__Aim of the task__. Listed below are entries; give the number of lines among them that include "name", and only that number.

[Chart and figure data]
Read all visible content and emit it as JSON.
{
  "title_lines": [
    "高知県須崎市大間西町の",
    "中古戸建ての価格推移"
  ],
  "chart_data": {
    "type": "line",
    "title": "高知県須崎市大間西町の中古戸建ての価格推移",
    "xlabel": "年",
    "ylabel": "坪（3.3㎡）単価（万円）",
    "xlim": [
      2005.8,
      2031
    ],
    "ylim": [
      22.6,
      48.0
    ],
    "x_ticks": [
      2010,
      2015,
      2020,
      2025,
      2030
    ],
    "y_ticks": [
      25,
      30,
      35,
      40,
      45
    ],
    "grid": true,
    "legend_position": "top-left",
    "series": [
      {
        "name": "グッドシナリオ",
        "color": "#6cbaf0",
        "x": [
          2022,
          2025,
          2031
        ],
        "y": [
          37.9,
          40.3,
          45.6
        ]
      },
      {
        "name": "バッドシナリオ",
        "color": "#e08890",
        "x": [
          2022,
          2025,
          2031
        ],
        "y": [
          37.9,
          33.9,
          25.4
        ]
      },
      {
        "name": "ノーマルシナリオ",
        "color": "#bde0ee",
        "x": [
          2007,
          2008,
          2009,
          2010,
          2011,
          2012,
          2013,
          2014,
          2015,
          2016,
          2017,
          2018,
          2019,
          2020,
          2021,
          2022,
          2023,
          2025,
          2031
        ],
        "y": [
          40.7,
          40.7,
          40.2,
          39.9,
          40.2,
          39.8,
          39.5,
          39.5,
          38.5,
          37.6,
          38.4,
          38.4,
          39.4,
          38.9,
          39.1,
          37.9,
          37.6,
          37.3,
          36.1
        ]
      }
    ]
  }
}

__Problem solution__. 3